WRITTEN REQUEST
Output each entry exactly; skip nothing.

[Records from a collection]
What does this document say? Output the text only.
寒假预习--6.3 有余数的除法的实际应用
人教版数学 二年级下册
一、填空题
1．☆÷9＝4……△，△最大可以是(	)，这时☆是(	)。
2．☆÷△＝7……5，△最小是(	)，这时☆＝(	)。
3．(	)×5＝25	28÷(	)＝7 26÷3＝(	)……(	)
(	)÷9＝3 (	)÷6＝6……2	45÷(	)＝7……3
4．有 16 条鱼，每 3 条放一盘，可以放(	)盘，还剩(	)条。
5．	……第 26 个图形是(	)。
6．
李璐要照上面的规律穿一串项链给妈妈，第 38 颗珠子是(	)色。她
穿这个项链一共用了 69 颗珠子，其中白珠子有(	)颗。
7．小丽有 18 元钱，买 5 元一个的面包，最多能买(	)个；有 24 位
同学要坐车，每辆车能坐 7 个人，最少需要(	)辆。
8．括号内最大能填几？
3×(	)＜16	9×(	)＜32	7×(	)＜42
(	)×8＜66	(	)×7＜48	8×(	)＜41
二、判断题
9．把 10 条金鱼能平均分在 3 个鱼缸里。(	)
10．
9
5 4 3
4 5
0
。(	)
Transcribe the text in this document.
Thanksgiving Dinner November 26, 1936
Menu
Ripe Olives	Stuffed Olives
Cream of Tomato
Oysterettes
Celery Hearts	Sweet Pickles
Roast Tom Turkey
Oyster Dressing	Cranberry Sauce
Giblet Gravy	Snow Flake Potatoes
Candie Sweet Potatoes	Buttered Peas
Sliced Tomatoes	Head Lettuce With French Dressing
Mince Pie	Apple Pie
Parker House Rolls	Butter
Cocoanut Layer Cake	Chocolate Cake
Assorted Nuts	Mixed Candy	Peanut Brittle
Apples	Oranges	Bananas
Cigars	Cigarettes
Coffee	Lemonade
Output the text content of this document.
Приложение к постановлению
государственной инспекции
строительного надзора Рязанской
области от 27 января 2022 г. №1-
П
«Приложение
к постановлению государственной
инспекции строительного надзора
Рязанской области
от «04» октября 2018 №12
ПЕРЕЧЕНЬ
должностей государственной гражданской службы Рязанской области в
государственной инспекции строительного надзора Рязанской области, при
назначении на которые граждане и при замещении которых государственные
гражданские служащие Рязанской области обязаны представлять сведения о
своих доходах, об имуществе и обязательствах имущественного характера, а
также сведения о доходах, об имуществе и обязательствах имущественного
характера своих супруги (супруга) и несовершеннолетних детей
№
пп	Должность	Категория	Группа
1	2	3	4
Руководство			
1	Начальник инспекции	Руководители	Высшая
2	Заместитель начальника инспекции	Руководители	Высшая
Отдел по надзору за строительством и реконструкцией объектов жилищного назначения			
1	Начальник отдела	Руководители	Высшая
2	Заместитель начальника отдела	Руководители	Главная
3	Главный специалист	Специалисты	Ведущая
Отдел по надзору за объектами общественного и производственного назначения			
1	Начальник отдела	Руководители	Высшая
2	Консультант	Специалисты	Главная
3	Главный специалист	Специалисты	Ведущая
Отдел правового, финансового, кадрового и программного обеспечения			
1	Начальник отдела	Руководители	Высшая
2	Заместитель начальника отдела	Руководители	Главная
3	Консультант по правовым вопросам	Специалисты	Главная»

SOLUTION TO THIS TASK
What does this document say? Output the text only.
寒假预习--6.3 有余数的除法的实际应用
人教版数学 二年级下册
一、填空题
1．☆÷9＝4……△，△最大可以是(	)，这时☆是(	)。
2．☆÷△＝7……5，△最小是(	)，这时☆＝(	)。
3．(	)×5＝25	28÷(	)＝7 26÷3＝(	)……(	)
(	)÷9＝3 (	)÷6＝6……2	45÷(	)＝7……3
4．有 16 条鱼，每 3 条放一盘，可以放(	)盘，还剩(	)条。
5．	……第 26 个图形是(	)。
6．
李璐要照上面的规律穿一串项链给妈妈，第 38 颗珠子是(	)色。她
穿这个项链一共用了 69 颗珠子，其中白珠子有(	)颗。
7．小丽有 18 元钱，买 5 元一个的面包，最多能买(	)个；有 24 位
同学要坐车，每辆车能坐 7 个人，最少需要(	)辆。
8．括号内最大能填几？
3×(	)＜16	9×(	)＜32	7×(	)＜42
(	)×8＜66	(	)×7＜48	8×(	)＜41
二、判断题
9．把 10 条金鱼能平均分在 3 个鱼缸里。(	)
10．
9
5 4 3
4 5
0
。(	)
Transcribe the text in this document.
Thanksgiving Dinner November 26, 1936
Menu
Ripe Olives	Stuffed Olives
Cream of Tomato
Oysterettes
Celery Hearts	Sweet Pickles
Roast Tom Turkey
Oyster Dressing	Cranberry Sauce
Giblet Gravy	Snow Flake Potatoes
Candie Sweet Potatoes	Buttered Peas
Sliced Tomatoes	Head Lettuce With French Dressing
Mince Pie	Apple Pie
Parker House Rolls	Butter
Cocoanut Layer Cake	Chocolate Cake
Assorted Nuts	Mixed Candy	Peanut Brittle
Apples	Oranges	Bananas
Cigars	Cigarettes
Coffee	Lemonade
Output the text content of this document.
Приложение к постановлению
государственной инспекции
строительного надзора Рязанской
области от 27 января 2022 г. №1-
П
«Приложение
к постановлению государственной
инспекции строительного надзора
Рязанской области
от «04» октября 2018 №12
ПЕРЕЧЕНЬ
должностей государственной гражданской службы Рязанской области в
государственной инспекции строительного надзора Рязанской области, при
назначении на которые граждане и при замещении которых государственные
гражданские служащие Рязанской области обязаны представлять сведения о
своих доходах, об имуществе и обязательствах имущественного характера, а
также сведения о доходах, об имуществе и обязательствах имущественного
характера своих супруги (супруга) и несовершеннолетних детей
№
пп	Должность	Категория	Группа
1	2	3	4
Руководство			
1	Начальник инспекции	Руководители	Высшая
2	Заместитель начальника инспекции	Руководители	Высшая
Отдел по надзору за строительством и реконструкцией объектов жилищного назначения			
1	Начальник отдела	Руководители	Высшая
2	Заместитель начальника отдела	Руководители	Главная
3	Главный специалист	Специалисты	Ведущая
Отдел по надзору за объектами общественного и производственного назначения			
1	Начальник отдела	Руководители	Высшая
2	Консультант	Специалисты	Главная
3	Главный специалист	Специалисты	Ведущая
Отдел правового, финансового, кадрового и программного обеспечения			
1	Начальник отдела	Руководители	Высшая
2	Заместитель начальника отдела	Руководители	Главная
3	Консультант по правовым вопросам	Специалисты	Главная»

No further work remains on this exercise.